Task
Select lines where the word "जनवर" appears.

Information shown
- - - - -

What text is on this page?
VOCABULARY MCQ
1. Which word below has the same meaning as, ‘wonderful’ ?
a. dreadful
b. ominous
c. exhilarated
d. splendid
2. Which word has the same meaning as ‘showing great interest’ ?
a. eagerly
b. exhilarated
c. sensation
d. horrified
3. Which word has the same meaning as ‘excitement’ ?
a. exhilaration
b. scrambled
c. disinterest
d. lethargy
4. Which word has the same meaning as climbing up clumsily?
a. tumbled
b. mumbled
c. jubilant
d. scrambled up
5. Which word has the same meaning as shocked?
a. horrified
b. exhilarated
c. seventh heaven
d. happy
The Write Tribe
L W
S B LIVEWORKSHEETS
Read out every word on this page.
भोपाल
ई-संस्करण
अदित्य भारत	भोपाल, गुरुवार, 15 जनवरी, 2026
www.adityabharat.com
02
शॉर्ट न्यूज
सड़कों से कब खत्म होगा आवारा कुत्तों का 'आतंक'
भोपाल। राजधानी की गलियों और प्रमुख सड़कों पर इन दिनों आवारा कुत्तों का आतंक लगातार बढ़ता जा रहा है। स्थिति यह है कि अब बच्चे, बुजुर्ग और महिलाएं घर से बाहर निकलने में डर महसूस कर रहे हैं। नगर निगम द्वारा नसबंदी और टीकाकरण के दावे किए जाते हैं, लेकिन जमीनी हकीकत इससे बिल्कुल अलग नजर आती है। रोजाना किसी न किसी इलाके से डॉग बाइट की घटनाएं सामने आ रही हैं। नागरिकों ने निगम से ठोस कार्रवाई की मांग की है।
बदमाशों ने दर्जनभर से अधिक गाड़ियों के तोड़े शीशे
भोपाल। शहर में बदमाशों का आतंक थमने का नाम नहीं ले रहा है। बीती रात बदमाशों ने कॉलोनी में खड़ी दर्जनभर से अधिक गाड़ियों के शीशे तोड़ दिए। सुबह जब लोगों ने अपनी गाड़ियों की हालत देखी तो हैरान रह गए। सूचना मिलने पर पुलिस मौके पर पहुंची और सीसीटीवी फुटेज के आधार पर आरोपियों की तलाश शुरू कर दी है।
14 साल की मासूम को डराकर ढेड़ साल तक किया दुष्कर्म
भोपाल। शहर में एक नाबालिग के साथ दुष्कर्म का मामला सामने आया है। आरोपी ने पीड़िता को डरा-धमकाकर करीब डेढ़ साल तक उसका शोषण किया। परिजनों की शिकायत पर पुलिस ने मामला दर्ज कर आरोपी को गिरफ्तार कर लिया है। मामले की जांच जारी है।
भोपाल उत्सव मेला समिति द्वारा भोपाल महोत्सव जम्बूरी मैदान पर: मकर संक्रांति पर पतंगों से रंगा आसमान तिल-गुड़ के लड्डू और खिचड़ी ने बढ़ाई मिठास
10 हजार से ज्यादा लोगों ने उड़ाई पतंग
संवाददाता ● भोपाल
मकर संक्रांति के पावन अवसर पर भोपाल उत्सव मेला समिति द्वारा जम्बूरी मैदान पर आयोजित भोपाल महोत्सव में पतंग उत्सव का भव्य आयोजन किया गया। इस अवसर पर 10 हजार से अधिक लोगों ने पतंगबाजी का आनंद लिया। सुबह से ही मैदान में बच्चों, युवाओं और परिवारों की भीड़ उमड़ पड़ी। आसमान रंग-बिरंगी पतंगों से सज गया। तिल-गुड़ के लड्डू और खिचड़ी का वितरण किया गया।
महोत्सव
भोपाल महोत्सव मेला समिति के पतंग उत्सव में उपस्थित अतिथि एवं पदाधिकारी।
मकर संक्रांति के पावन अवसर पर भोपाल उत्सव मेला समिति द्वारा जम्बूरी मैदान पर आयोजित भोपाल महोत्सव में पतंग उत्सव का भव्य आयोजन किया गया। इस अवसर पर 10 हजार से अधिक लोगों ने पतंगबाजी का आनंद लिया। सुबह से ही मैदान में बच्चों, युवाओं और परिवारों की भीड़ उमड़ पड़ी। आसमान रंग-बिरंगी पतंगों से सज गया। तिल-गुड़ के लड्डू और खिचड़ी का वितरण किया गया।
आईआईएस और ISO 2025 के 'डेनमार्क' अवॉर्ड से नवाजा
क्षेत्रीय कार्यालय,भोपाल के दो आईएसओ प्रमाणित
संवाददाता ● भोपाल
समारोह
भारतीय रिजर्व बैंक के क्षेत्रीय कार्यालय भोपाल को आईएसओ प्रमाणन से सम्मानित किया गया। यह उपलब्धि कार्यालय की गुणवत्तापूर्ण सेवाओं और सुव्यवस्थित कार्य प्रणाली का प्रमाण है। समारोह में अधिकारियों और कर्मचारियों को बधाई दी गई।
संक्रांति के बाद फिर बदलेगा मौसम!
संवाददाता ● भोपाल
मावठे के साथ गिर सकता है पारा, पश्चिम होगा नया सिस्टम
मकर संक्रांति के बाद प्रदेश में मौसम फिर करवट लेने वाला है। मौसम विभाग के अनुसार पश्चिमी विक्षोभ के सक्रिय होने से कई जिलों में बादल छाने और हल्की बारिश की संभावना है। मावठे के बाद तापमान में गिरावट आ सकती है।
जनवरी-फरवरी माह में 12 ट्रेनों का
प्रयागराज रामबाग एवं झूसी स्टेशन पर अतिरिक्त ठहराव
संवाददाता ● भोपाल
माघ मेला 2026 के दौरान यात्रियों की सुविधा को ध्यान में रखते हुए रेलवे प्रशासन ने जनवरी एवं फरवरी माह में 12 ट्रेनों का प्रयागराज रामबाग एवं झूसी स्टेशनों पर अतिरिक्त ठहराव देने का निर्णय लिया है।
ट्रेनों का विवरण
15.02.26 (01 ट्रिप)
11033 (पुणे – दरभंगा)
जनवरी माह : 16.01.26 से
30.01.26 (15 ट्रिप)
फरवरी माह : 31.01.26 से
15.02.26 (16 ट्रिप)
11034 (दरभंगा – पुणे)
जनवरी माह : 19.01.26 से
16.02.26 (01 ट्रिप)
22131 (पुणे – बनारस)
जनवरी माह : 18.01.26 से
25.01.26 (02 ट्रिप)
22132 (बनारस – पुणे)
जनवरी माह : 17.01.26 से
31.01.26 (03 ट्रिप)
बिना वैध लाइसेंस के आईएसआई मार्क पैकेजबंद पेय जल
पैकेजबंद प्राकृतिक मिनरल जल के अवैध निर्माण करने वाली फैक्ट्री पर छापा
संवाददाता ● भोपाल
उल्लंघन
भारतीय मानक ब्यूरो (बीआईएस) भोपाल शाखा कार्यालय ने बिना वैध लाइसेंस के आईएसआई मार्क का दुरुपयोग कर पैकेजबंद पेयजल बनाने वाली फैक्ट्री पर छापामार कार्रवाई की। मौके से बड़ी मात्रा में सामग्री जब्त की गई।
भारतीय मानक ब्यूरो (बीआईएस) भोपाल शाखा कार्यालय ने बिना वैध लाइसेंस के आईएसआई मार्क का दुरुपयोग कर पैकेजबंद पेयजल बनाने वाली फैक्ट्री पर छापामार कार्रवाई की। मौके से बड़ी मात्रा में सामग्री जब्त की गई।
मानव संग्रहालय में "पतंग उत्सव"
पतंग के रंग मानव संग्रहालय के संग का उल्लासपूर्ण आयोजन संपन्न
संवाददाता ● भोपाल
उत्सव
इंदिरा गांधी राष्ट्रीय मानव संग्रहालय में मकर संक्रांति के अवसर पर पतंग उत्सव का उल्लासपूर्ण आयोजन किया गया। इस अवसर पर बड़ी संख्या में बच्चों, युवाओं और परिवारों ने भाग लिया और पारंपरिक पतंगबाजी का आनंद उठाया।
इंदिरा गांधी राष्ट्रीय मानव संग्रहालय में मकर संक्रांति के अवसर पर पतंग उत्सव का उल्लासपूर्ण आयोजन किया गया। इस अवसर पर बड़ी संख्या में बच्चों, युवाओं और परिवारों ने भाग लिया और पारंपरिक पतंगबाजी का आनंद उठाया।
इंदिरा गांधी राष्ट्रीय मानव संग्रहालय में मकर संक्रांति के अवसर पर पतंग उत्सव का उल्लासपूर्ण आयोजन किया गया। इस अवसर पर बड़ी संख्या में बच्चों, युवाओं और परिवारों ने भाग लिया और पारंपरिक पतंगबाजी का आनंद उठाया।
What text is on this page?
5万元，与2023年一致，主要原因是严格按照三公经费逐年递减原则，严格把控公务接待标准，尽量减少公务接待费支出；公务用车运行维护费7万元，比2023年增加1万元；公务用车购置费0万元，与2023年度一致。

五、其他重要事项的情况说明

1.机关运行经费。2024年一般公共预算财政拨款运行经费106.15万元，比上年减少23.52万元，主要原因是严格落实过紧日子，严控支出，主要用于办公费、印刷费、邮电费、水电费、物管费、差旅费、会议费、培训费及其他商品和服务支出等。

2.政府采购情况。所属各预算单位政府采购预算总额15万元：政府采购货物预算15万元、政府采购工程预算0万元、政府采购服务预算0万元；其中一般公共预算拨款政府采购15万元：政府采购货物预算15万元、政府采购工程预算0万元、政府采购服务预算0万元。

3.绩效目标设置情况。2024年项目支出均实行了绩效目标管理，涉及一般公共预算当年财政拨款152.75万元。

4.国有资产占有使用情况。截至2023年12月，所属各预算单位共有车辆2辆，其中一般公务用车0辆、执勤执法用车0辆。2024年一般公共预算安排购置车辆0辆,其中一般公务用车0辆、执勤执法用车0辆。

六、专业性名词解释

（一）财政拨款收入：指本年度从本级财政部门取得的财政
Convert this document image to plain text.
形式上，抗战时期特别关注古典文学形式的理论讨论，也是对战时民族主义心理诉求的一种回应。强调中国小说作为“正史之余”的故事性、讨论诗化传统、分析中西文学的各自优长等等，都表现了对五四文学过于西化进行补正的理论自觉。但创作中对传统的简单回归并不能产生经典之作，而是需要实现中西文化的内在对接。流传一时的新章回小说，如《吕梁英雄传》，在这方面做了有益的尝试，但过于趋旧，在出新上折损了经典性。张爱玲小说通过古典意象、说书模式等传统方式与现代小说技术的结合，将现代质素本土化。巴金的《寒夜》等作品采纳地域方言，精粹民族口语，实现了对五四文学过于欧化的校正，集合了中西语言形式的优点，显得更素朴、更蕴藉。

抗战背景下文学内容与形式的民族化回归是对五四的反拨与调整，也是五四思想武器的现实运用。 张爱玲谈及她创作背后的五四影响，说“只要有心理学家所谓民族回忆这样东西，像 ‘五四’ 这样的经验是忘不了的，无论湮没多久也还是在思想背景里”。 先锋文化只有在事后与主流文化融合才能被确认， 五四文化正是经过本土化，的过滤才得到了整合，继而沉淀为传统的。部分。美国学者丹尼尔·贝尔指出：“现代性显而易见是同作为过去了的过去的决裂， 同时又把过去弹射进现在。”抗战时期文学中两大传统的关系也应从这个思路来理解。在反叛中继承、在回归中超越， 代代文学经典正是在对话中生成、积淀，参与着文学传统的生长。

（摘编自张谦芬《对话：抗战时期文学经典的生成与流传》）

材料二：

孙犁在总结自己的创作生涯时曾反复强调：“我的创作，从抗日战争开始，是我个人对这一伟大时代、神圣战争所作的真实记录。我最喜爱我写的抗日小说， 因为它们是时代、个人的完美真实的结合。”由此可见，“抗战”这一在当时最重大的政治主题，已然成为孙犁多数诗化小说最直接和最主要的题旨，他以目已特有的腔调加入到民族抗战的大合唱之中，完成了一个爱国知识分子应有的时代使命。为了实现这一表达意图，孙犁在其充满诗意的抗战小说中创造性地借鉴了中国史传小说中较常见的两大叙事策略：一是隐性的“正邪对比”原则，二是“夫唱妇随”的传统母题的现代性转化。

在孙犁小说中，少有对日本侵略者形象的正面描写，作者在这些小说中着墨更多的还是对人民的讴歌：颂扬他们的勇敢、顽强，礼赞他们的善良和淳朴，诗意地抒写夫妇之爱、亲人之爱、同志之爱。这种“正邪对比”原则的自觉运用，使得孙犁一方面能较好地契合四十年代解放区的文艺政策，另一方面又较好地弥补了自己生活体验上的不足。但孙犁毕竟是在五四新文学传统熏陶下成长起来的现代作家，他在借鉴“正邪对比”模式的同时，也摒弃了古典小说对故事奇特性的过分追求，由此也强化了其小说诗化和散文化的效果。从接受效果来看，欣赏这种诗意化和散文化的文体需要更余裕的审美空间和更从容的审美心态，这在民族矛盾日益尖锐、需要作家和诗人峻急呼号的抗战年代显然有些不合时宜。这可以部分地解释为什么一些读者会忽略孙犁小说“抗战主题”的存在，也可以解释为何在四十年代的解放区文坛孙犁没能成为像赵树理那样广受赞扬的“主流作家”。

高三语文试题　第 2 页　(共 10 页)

- - - - -

Output for this exercise
अदित्य भारत	भोपाल, गुरुवार, 15 जनवरी, 2026
जनवरी-फरवरी माह में 12 ट्रेनों का
माघ मेला 2026 के दौरान यात्रियों की सुविधा को ध्यान में रखते हुए रेलवे प्रशासन ने जनवरी एवं फरवरी माह में 12 ट्रेनों का प्रयागराज रामबाग एवं झूसी स्टेशनों पर अतिरिक्त ठहराव देने का निर्णय लिया है।
जनवरी माह : 16.01.26 से
जनवरी माह : 19.01.26 से
जनवरी माह : 18.01.26 से
जनवरी माह : 17.01.26 से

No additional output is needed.